Exercise data:
——————————

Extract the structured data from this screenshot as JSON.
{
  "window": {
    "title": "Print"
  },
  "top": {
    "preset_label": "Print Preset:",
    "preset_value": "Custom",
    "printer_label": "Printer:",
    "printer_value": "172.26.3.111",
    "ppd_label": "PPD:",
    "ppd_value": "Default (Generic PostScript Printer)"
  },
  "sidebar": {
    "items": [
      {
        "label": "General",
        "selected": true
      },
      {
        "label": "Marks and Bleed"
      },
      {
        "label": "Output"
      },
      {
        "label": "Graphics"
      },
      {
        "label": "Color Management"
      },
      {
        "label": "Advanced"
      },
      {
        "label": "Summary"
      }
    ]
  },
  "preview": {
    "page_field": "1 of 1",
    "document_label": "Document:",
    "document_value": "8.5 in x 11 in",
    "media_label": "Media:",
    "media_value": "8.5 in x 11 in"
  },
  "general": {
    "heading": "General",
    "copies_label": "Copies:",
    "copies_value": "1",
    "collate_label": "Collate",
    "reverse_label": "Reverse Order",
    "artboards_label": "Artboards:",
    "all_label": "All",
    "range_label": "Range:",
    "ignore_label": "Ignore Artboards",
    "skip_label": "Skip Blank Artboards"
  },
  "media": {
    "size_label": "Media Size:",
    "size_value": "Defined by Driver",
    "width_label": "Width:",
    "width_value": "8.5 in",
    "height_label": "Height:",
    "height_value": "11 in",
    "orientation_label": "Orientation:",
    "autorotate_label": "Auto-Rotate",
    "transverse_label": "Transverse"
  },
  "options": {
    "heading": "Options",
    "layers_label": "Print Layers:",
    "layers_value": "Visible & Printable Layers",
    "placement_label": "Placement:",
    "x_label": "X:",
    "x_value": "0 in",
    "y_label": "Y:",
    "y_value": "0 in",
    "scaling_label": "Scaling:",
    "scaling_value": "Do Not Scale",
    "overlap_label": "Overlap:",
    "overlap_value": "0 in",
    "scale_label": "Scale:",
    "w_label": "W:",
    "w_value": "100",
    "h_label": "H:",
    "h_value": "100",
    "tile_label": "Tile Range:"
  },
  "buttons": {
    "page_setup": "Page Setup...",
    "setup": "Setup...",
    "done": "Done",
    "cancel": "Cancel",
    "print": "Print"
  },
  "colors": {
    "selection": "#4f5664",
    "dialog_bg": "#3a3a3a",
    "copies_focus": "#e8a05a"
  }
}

——————————

Brief:
Produce an exact copy of every entry above.

Expected answer:
Extract the structured data from this screenshot as JSON.
{
  "window": {
    "title": "Print"
  },
  "top": {
    "preset_label": "Print Preset:",
    "preset_value": "Custom",
    "printer_label": "Printer:",
    "printer_value": "172.26.3.111",
    "ppd_label": "PPD:",
    "ppd_value": "Default (Generic PostScript Printer)"
  },
  "sidebar": {
    "items": [
      {
        "label": "General",
        "selected": true
      },
      {
        "label": "Marks and Bleed"
      },
      {
        "label": "Output"
      },
      {
        "label": "Graphics"
      },
      {
        "label": "Color Management"
      },
      {
        "label": "Advanced"
      },
      {
        "label": "Summary"
      }
    ]
  },
  "preview": {
    "page_field": "1 of 1",
    "document_label": "Document:",
    "document_value": "8.5 in x 11 in",
    "media_label": "Media:",
    "media_value": "8.5 in x 11 in"
  },
  "general": {
    "heading": "General",
    "copies_label": "Copies:",
    "copies_value": "1",
    "collate_label": "Collate",
    "reverse_label": "Reverse Order",
    "artboards_label": "Artboards:",
    "all_label": "All",
    "range_label": "Range:",
    "ignore_label": "Ignore Artboards",
    "skip_label": "Skip Blank Artboards"
  },
  "media": {
    "size_label": "Media Size:",
    "size_value": "Defined by Driver",
    "width_label": "Width:",
    "width_value": "8.5 in",
    "height_label": "Height:",
    "height_value": "11 in",
    "orientation_label": "Orientation:",
    "autorotate_label": "Auto-Rotate",
    "transverse_label": "Transverse"
  },
  "options": {
    "heading": "Options",
    "layers_label": "Print Layers:",
    "layers_value": "Visible & Printable Layers",
    "placement_label": "Placement:",
    "x_label": "X:",
    "x_value": "0 in",
    "y_label": "Y:",
    "y_value": "0 in",
    "scaling_label": "Scaling:",
    "scaling_value": "Do Not Scale",
    "overlap_label": "Overlap:",
    "overlap_value": "0 in",
    "scale_label": "Scale:",
    "w_label": "W:",
    "w_value": "100",
    "h_label": "H:",
    "h_value": "100",
    "tile_label": "Tile Range:"
  },
  "buttons": {
    "page_setup": "Page Setup...",
    "setup": "Setup...",
    "done": "Done",
    "cancel": "Cancel",
    "print": "Print"
  },
  "colors": {
    "selection": "#4f5664",
    "dialog_bg": "#3a3a3a",
    "copies_focus": "#e8a05a"
  }
}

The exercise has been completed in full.